Function.name(add) // "add"
Function.parameters(add) // ["a", "b"]
Function.restParameter(add) // null
Function.namedParameters(add) // ["c", "d"]
Function.parameterDefault(add, "d") // 4
Function.restParameterDefault(add) // null
Function.isMemoized(add) // false
Function.hasMemoized(add, 1, 2) // false

Symbol.name(@foo) // "foo"
Symbol.id(@foo) // 0x12345678 (some unique id)

// modules
Import.name("./foo.goose") // "foo" (the algorithm used to name modules)
Import.resolve("./foo.goose") // "/absolute/path/to/foo.goose"
Import.resolve("std:foo") // "<std/foo.goose>" or similar (stdlib has no absolute path)
Import.self.name // "bar" (the name of the current module)
Import.self.path // "/absolute/path/to/bar.goose"

export const x = 5
const y = 5
Export.name(x) // "x"
Export.name(y) // null
Export.name(5) // throws an error (literals can't be exported)
Export.name("foo") // throws an error
Export.list() // ["x"]





// fleshed out standard library
import "std:math"      // -> `math.{symbol}`: math constants, functions, etc
import "std:io"        // io operations
import "std:time"      // time and date util
import "std:http"      // http client
import "std:json"      // json parser and serializer
import "std:hash"      // hash functions
import "std:crypto"    // crypto functions (pbkdf2, secure random, etc)
import "std:random"    // pseudo random numbers and data
import "std:platform"  // language, runtime, and platform information (os, arch, etc)
import "std:canvas" show {  // 2d drawing canvas
  Canvas,
  rect,
  circle,
  ellipse,
  line,
  text,
  image,
}

math.PI // π
math.E // e
math.sin(1) // sin(1)

const f = io.open("foo.txt", "r") // file handle
f.read(1024) // read 1024 bytes
f.close()

const text = io.readSync("foo.txt", "utf-8") // read file synchronously
io.writeSync("bar.txt", text, "utf-8") // write file synchronously

// move to std:time?
time.sleep(1000) // sleep for 1000 milliseconds
time.milli() // current time in milliseconds
time.micro() // current time in microseconds
time.nano() // current time in nanoseconds

// move to std:os?
os.exit(1) // exit with code 1
os.args // command line arguments
os.env // environment variables

let res = await http.get("https://example.com")
res.status // 200
res.headers // { "Content-Type": "text/html", ... }
res.body // byte array
res.text() // unicode string (throws if not valid unicode)
res.tryText() // unicode string or null
res.json() // parsed json (throws if not valid json)
■ ■ ■
• **Task description**
In the code excerpt, what does `res.tryText()` return?
■ ■ ■
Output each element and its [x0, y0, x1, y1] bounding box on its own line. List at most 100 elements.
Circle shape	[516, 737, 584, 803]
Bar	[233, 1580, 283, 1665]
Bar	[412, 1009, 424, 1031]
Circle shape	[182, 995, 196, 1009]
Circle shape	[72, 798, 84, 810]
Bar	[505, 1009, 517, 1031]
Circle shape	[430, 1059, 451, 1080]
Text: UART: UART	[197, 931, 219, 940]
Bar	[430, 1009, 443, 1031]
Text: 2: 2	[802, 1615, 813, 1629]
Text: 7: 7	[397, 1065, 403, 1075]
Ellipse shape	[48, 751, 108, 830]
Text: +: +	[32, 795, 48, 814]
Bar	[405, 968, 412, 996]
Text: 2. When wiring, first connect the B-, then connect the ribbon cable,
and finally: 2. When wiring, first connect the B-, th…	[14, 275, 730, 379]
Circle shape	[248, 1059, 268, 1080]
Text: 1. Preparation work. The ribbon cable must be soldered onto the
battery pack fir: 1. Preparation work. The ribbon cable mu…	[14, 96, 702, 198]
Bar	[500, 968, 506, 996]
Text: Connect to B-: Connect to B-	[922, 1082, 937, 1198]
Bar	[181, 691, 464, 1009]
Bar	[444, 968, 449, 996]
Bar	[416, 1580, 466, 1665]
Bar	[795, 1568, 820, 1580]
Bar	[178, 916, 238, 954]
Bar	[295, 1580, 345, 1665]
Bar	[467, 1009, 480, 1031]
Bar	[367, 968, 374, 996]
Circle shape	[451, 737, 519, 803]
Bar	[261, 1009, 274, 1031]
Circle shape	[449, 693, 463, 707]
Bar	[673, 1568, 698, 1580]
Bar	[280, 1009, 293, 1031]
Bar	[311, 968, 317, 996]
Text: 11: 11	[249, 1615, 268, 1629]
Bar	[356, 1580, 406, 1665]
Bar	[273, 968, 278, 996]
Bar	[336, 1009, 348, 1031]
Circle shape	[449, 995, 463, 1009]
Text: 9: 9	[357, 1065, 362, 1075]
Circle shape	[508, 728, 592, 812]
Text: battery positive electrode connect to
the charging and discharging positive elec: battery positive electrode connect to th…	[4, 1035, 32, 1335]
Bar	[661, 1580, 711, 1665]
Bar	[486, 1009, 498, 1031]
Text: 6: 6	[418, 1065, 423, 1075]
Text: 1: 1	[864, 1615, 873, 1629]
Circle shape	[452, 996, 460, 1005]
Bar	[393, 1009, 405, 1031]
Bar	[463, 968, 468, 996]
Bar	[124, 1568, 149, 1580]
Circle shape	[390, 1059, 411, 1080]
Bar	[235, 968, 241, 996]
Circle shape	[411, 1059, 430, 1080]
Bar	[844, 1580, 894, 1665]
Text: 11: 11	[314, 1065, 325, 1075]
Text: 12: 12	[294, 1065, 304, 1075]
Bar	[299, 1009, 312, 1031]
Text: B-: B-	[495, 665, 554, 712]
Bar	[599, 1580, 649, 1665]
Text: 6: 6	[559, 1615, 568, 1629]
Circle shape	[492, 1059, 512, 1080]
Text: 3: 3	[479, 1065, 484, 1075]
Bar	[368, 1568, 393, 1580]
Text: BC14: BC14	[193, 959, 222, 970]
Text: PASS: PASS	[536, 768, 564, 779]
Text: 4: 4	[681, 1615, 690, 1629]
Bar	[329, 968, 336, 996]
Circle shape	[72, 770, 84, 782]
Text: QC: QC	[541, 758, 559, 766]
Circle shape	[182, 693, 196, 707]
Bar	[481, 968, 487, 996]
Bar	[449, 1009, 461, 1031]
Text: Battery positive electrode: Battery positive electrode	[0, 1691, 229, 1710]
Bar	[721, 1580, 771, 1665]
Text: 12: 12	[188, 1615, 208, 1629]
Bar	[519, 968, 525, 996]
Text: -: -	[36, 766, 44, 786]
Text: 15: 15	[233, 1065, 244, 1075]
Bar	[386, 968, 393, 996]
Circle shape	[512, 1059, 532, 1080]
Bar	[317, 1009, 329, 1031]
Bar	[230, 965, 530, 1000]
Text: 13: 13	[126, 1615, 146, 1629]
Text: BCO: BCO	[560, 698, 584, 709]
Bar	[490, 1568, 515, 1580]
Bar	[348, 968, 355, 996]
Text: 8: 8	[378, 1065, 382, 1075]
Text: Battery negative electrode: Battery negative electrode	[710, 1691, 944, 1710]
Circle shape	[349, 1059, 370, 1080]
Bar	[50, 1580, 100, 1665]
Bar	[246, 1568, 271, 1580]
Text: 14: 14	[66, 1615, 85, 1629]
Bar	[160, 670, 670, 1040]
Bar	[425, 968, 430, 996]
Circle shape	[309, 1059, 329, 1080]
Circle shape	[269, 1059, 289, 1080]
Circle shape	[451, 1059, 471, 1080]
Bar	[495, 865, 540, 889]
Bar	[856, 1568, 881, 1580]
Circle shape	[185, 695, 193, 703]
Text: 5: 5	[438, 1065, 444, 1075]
■ ■ ■
• **Task output**
A unicode string or null.